**What to work on**. Each line containing the word "median" needs to be copied.

Data entries:
- - - -

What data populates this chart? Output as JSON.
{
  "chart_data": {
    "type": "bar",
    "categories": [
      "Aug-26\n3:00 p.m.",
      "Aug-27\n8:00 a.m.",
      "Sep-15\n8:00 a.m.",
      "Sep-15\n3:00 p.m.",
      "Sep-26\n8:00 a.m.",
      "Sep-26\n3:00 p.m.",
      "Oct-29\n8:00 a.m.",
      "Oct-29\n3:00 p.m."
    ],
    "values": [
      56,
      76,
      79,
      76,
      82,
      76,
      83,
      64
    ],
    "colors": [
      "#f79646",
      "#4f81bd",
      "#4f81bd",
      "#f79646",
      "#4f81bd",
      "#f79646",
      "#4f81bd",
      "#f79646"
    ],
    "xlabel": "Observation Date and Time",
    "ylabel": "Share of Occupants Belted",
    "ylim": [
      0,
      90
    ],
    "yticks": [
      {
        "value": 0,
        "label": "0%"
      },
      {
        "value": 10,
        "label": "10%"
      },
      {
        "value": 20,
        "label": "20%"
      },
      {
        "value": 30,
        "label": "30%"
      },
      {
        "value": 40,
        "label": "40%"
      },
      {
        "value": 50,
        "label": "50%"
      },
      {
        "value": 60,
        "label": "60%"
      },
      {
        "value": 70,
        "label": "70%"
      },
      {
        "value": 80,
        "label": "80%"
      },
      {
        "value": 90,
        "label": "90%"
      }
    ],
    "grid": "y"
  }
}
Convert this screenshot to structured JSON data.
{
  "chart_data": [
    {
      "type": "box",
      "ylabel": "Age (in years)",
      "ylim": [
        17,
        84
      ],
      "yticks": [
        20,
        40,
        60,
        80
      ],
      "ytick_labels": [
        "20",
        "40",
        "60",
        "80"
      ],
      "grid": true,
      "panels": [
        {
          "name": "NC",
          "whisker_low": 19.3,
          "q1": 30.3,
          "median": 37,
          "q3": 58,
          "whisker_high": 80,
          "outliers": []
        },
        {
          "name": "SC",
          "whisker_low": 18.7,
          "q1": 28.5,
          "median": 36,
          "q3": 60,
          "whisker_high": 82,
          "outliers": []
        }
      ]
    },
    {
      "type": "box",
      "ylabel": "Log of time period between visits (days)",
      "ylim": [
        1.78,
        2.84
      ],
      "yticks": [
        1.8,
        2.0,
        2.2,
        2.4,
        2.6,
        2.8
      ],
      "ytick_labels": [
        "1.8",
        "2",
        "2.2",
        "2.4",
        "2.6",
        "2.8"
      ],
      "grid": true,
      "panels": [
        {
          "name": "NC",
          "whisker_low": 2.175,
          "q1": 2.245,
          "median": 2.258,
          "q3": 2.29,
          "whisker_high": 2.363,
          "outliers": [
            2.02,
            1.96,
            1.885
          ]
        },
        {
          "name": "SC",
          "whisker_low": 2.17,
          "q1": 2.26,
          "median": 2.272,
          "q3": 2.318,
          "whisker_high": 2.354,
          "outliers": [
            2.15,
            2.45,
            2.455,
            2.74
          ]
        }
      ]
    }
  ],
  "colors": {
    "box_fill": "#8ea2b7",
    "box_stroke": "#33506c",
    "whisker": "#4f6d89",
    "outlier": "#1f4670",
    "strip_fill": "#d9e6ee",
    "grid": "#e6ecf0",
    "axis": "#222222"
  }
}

- - - -

**Full answer**.
          "median": 37,
          "median": 36,
          "median": 2.258,
          "median": 2.272,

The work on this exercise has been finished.